== Problem requirements ==
Return the entries verbatim and drop every picture.

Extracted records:
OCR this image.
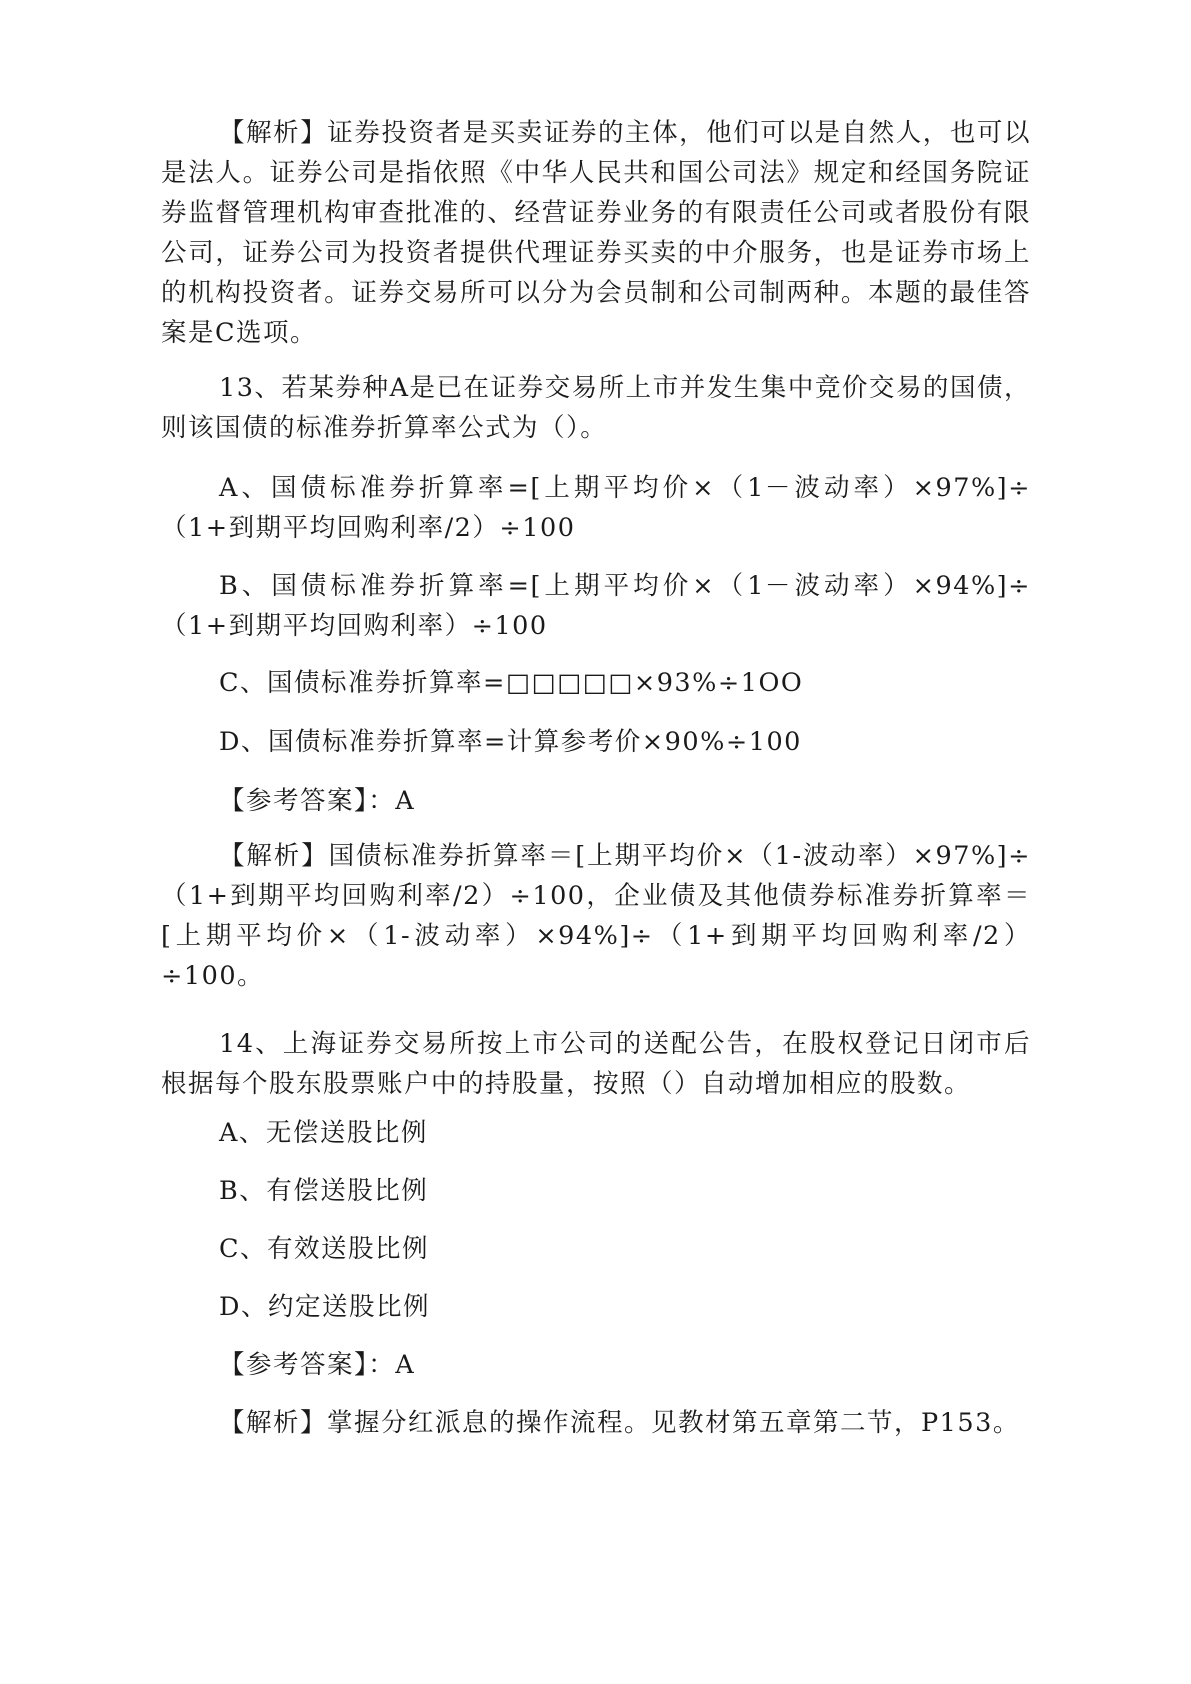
【解析】证券投资者是买卖证券的主体，他们可以是自然人，也可以是法人。证券公司是指依照《中华人民共和国公司法》规定和经国务院证券监督管理机构审查批准的、经营证券业务的有限责任公司或者股份有限公司，证券公司为投资者提供代理证券买卖的中介服务，也是证券市场上的机构投资者。证券交易所可以分为会员制和公司制两种。本题的最佳答案是C选项。

13、若某券种A是已在证券交易所上市并发生集中竞价交易的国债，则该国债的标准券折算率公式为（）。

A、国债标准券折算率=[上期平均价×（1－波动率）×97%]÷（1+到期平均回购利率/2）÷100

B、国债标准券折算率=[上期平均价×（1－波动率）×94%]÷（1+到期平均回购利率）÷100

C、国债标准券折算率=□□□□□×93%÷1OO

D、国债标准券折算率=计算参考价×90%÷100

【参考答案】：A

【解析】国债标准券折算率＝[上期平均价×（1-波动率）×97%]÷（1+到期平均回购利率/2）÷100，企业债及其他债券标准券折算率＝[上期平均价×（1-波动率）×94%]÷（1+到期平均回购利率/2）÷100。

14、上海证券交易所按上市公司的送配公告，在股权登记日闭市后根据每个股东股票账户中的持股量，按照（）自动增加相应的股数。

A、无偿送股比例

B、有偿送股比例

C、有效送股比例

D、约定送股比例

【参考答案】：A

【解析】掌握分红派息的操作流程。见教材第五章第二节，P153。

== Exercise solution ==
OCR this image.
【解析】证券投资者是买卖证券的主体，他们可以是自然人，也可以是法人。证券公司是指依照《中华人民共和国公司法》规定和经国务院证券监督管理机构审查批准的、经营证券业务的有限责任公司或者股份有限公司，证券公司为投资者提供代理证券买卖的中介服务，也是证券市场上的机构投资者。证券交易所可以分为会员制和公司制两种。本题的最佳答案是C选项。

13、若某券种A是已在证券交易所上市并发生集中竞价交易的国债，则该国债的标准券折算率公式为（）。

A、国债标准券折算率=[上期平均价×（1－波动率）×97%]÷（1+到期平均回购利率/2）÷100

B、国债标准券折算率=[上期平均价×（1－波动率）×94%]÷（1+到期平均回购利率）÷100

C、国债标准券折算率=□□□□□×93%÷1OO

D、国债标准券折算率=计算参考价×90%÷100

【参考答案】：A

【解析】国债标准券折算率＝[上期平均价×（1-波动率）×97%]÷（1+到期平均回购利率/2）÷100，企业债及其他债券标准券折算率＝[上期平均价×（1-波动率）×94%]÷（1+到期平均回购利率/2）÷100。

14、上海证券交易所按上市公司的送配公告，在股权登记日闭市后根据每个股东股票账户中的持股量，按照（）自动增加相应的股数。

A、无偿送股比例

B、有偿送股比例

C、有效送股比例

D、约定送股比例

【参考答案】：A

【解析】掌握分红派息的操作流程。见教材第五章第二节，P153。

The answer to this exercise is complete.